文章编号:1674-9391(2016)04-0070-09

藏传因明是居于藏传佛教哲学五部大论之首的重要学科,其主要特色汇集于摄类学理论体系,而研究摄类学最为深刻、系统、全面的莫过于塞氏·摄类学,堪称藏族量理摄类学史上的集大成之作,故将其作为中心予以分析。那么,在藏族量理摄类学史上,根据学科自身的发展经历和各学派的学术旨趣不同而形成了十三分法、十八分法、二十一分法、二十五分法、二十七分法、三十分法为例的多种摄类归义方法。但是,这样五花八门的摄义分类法,均可综合归纳到大、中、小三种理路。当然也有学者在这三种理路的基础上,把心明学和因理学合编为第四理路,共由四大理路构成。更有甚者在上述大、小、中三种理路上,还增加第四心明学和第五因理学,共由五大理路组成。尽管如此,如今普遍采用的还是“第一小理路、第二中理路、第三大理路”这样的归类法。故此,笔者也遵循这样的研究路径,展开分析。根据《塞氏·摄类学》的结构设计,第一编小理路包括形色与显色、证有证无、否定是与否定非、认识体、一与异、小因果、境与有境、总与别等八项义理。并且,通过驳他宗、立自宗、断除争论三种方式,辨析和讨论每一项议题。本文主要从理论溯源、理论主旨、理论特色三个层面逐一进行简要解读和阐释。

待办事项.
1. 摘抄藏传因明摘录中从“文章编号:1674-9391(2016)04-0070-09”到“层面逐一进行简要解读和阐释。”的这段文字，一字不改。
2. 把列表从开头到包含“colorbar-tick-10: 10 [893, 329, 914, 348]”的那一行（首尾两行都算在内）改成编号列表，空行不计。
上面的摘录与随后的列表彼此无关，是两份独立的材料。

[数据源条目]
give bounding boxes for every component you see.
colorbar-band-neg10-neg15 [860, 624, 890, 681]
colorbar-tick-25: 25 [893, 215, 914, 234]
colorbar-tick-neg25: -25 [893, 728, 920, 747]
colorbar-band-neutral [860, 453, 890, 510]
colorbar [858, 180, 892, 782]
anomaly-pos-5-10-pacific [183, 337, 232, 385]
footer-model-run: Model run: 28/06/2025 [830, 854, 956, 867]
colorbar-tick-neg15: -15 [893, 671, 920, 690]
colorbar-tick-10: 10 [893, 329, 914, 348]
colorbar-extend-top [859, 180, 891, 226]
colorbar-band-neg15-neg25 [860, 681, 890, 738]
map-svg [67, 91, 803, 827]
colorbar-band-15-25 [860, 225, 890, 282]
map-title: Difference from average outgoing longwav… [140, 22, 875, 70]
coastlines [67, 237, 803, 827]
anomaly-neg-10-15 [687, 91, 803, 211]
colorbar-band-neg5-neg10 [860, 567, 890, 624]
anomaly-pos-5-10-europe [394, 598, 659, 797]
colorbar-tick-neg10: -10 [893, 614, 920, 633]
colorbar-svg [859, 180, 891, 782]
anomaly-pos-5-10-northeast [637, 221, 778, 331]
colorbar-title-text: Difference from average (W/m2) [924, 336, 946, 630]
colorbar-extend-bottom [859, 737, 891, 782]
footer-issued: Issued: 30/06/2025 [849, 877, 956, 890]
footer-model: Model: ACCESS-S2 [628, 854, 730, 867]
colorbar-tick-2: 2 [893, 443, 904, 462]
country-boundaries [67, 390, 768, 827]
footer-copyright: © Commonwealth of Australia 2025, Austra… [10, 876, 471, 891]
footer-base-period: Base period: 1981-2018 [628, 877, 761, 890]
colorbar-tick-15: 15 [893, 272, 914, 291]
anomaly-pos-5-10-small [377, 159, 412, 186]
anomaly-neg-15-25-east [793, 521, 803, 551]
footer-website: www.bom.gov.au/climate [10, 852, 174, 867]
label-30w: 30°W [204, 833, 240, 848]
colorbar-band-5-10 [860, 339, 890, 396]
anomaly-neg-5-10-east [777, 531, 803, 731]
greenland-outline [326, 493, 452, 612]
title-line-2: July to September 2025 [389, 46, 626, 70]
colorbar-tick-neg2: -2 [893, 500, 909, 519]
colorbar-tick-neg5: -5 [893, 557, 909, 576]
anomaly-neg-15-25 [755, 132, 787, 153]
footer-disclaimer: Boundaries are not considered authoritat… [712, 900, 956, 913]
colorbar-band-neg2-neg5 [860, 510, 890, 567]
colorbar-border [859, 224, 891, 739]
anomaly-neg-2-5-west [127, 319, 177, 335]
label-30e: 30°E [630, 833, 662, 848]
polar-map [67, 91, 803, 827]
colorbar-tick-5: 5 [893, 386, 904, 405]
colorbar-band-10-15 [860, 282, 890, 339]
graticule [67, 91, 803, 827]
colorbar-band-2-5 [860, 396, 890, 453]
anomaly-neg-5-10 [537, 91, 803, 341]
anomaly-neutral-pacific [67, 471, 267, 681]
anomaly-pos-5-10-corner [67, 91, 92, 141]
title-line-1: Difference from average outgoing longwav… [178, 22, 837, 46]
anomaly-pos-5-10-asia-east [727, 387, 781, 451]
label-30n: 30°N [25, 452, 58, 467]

任务答案.
1.
文章编号:1674-9391(2016)04-0070-09

藏传因明是居于藏传佛教哲学五部大论之首的重要学科,其主要特色汇集于摄类学理论体系,而研究摄类学最为深刻、系统、全面的莫过于塞氏·摄类学,堪称藏族量理摄类学史上的集大成之作,故将其作为中心予以分析。那么,在藏族量理摄类学史上,根据学科自身的发展经历和各学派的学术旨趣不同而形成了十三分法、十八分法、二十一分法、二十五分法、二十七分法、三十分法为例的多种摄类归义方法。但是,这样五花八门的摄义分类法,均可综合归纳到大、中、小三种理路。当然也有学者在这三种理路的基础上,把心明学和因理学合编为第四理路,共由四大理路构成。更有甚者在上述大、小、中三种理路上,还增加第四心明学和第五因理学,共由五大理路组成。尽管如此,如今普遍采用的还是“第一小理路、第二中理路、第三大理路”这样的归类法。故此,笔者也遵循这样的研究路径,展开分析。根据《塞氏·摄类学》的结构设计,第一编小理路包括形色与显色、证有证无、否定是与否定非、认识体、一与异、小因果、境与有境、总与别等八项义理。并且,通过驳他宗、立自宗、断除争论三种方式,辨析和讨论每一项议题。本文主要从理论溯源、理论主旨、理论特色三个层面逐一进行简要解读和阐释。

2.
1. give bounding boxes for every component you see.
2. colorbar-band-neg10-neg15 [860, 624, 890, 681]
3. colorbar-tick-25: 25 [893, 215, 914, 234]
4. colorbar-tick-neg25: -25 [893, 728, 920, 747]
5. colorbar-band-neutral [860, 453, 890, 510]
6. colorbar [858, 180, 892, 782]
7. anomaly-pos-5-10-pacific [183, 337, 232, 385]
8. footer-model-run: Model run: 28/06/2025 [830, 854, 956, 867]
9. colorbar-tick-neg15: -15 [893, 671, 920, 690]
10. colorbar-tick-10: 10 [893, 329, 914, 348]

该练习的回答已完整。